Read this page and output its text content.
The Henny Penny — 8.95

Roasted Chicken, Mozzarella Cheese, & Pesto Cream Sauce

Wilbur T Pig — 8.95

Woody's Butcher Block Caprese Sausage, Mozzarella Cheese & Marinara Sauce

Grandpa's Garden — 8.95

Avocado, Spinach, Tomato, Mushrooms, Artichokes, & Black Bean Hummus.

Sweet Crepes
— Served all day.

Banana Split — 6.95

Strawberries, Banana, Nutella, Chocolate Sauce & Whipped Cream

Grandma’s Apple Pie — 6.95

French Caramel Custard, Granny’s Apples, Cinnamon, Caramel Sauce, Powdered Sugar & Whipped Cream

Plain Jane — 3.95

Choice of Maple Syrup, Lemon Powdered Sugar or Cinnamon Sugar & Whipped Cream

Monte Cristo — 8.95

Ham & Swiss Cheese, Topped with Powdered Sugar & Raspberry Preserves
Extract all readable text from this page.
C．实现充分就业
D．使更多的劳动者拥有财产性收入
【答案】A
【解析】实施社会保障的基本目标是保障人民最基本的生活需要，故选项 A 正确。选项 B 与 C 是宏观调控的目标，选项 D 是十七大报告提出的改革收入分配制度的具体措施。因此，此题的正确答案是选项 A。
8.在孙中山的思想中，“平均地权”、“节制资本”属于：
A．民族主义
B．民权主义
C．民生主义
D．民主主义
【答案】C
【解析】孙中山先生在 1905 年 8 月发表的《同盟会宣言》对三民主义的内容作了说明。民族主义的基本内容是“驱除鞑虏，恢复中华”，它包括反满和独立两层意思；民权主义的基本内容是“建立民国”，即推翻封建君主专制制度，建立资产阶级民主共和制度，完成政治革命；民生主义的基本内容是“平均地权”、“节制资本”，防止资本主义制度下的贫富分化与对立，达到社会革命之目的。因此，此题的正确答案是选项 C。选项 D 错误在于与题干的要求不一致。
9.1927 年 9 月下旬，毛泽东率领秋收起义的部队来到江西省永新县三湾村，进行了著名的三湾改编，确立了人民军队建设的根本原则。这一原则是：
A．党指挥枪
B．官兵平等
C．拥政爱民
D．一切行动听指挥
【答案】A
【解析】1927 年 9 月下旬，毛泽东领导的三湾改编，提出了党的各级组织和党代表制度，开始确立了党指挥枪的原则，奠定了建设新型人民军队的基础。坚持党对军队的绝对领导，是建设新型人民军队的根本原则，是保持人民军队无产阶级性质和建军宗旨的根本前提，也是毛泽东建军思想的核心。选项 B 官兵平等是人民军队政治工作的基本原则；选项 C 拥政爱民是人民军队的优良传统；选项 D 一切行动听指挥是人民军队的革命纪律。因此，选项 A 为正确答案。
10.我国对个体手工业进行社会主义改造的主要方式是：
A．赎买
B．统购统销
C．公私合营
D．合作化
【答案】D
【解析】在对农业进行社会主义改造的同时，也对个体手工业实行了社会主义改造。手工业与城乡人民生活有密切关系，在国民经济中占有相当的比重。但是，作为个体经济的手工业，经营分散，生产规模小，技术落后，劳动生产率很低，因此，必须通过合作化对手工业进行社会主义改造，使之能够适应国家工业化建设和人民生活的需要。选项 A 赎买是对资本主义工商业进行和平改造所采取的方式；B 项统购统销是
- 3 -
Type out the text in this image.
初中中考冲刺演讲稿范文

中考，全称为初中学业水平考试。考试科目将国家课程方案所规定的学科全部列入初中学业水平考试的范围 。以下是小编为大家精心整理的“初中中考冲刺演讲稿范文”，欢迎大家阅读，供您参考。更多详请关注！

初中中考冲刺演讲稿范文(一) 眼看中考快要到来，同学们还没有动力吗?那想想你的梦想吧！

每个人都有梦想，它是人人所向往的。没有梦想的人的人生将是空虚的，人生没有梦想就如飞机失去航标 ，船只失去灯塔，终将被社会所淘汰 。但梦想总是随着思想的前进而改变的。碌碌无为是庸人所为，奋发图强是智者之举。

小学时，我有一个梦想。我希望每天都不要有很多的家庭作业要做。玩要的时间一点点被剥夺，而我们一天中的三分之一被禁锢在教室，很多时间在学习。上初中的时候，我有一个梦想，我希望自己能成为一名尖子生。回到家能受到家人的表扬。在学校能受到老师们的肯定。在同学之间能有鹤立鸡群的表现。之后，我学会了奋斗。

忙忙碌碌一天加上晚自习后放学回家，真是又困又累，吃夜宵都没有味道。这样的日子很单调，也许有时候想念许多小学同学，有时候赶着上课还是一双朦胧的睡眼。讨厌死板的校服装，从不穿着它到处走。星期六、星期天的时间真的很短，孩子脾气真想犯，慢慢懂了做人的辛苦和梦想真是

------

**Problem description:** Copy each entry exactly, with nothing added or dropped.

**Answer to this task:**
Read this page and output its text content.
The Henny Penny — 8.95

Roasted Chicken, Mozzarella Cheese, & Pesto Cream Sauce

Wilbur T Pig — 8.95

Woody's Butcher Block Caprese Sausage, Mozzarella Cheese & Marinara Sauce

Grandpa's Garden — 8.95

Avocado, Spinach, Tomato, Mushrooms, Artichokes, & Black Bean Hummus.

Sweet Crepes
— Served all day.

Banana Split — 6.95

Strawberries, Banana, Nutella, Chocolate Sauce & Whipped Cream

Grandma’s Apple Pie — 6.95

French Caramel Custard, Granny’s Apples, Cinnamon, Caramel Sauce, Powdered Sugar & Whipped Cream

Plain Jane — 3.95

Choice of Maple Syrup, Lemon Powdered Sugar or Cinnamon Sugar & Whipped Cream

Monte Cristo — 8.95

Ham & Swiss Cheese, Topped with Powdered Sugar & Raspberry Preserves
Extract all readable text from this page.
C．实现充分就业
D．使更多的劳动者拥有财产性收入
【答案】A
【解析】实施社会保障的基本目标是保障人民最基本的生活需要，故选项 A 正确。选项 B 与 C 是宏观调控的目标，选项 D 是十七大报告提出的改革收入分配制度的具体措施。因此，此题的正确答案是选项 A。
8.在孙中山的思想中，“平均地权”、“节制资本”属于：
A．民族主义
B．民权主义
C．民生主义
D．民主主义
【答案】C
【解析】孙中山先生在 1905 年 8 月发表的《同盟会宣言》对三民主义的内容作了说明。民族主义的基本内容是“驱除鞑虏，恢复中华”，它包括反满和独立两层意思；民权主义的基本内容是“建立民国”，即推翻封建君主专制制度，建立资产阶级民主共和制度，完成政治革命；民生主义的基本内容是“平均地权”、“节制资本”，防止资本主义制度下的贫富分化与对立，达到社会革命之目的。因此，此题的正确答案是选项 C。选项 D 错误在于与题干的要求不一致。
9.1927 年 9 月下旬，毛泽东率领秋收起义的部队来到江西省永新县三湾村，进行了著名的三湾改编，确立了人民军队建设的根本原则。这一原则是：
A．党指挥枪
B．官兵平等
C．拥政爱民
D．一切行动听指挥
【答案】A
【解析】1927 年 9 月下旬，毛泽东领导的三湾改编，提出了党的各级组织和党代表制度，开始确立了党指挥枪的原则，奠定了建设新型人民军队的基础。坚持党对军队的绝对领导，是建设新型人民军队的根本原则，是保持人民军队无产阶级性质和建军宗旨的根本前提，也是毛泽东建军思想的核心。选项 B 官兵平等是人民军队政治工作的基本原则；选项 C 拥政爱民是人民军队的优良传统；选项 D 一切行动听指挥是人民军队的革命纪律。因此，选项 A 为正确答案。
10.我国对个体手工业进行社会主义改造的主要方式是：
A．赎买
B．统购统销
C．公私合营
D．合作化
【答案】D
【解析】在对农业进行社会主义改造的同时，也对个体手工业实行了社会主义改造。手工业与城乡人民生活有密切关系，在国民经济中占有相当的比重。但是，作为个体经济的手工业，经营分散，生产规模小，技术落后，劳动生产率很低，因此，必须通过合作化对手工业进行社会主义改造，使之能够适应国家工业化建设和人民生活的需要。选项 A 赎买是对资本主义工商业进行和平改造所采取的方式；B 项统购统销是
- 3 -
Type out the text in this image.
初中中考冲刺演讲稿范文

中考，全称为初中学业水平考试。考试科目将国家课程方案所规定的学科全部列入初中学业水平考试的范围 。以下是小编为大家精心整理的“初中中考冲刺演讲稿范文”，欢迎大家阅读，供您参考。更多详请关注！

初中中考冲刺演讲稿范文(一) 眼看中考快要到来，同学们还没有动力吗?那想想你的梦想吧！

每个人都有梦想，它是人人所向往的。没有梦想的人的人生将是空虚的，人生没有梦想就如飞机失去航标 ，船只失去灯塔，终将被社会所淘汰 。但梦想总是随着思想的前进而改变的。碌碌无为是庸人所为，奋发图强是智者之举。

小学时，我有一个梦想。我希望每天都不要有很多的家庭作业要做。玩要的时间一点点被剥夺，而我们一天中的三分之一被禁锢在教室，很多时间在学习。上初中的时候，我有一个梦想，我希望自己能成为一名尖子生。回到家能受到家人的表扬。在学校能受到老师们的肯定。在同学之间能有鹤立鸡群的表现。之后，我学会了奋斗。

忙忙碌碌一天加上晚自习后放学回家，真是又困又累，吃夜宵都没有味道。这样的日子很单调，也许有时候想念许多小学同学，有时候赶着上课还是一双朦胧的睡眼。讨厌死板的校服装，从不穿着它到处走。星期六、星期天的时间真的很短，孩子脾气真想犯，慢慢懂了做人的辛苦和梦想真是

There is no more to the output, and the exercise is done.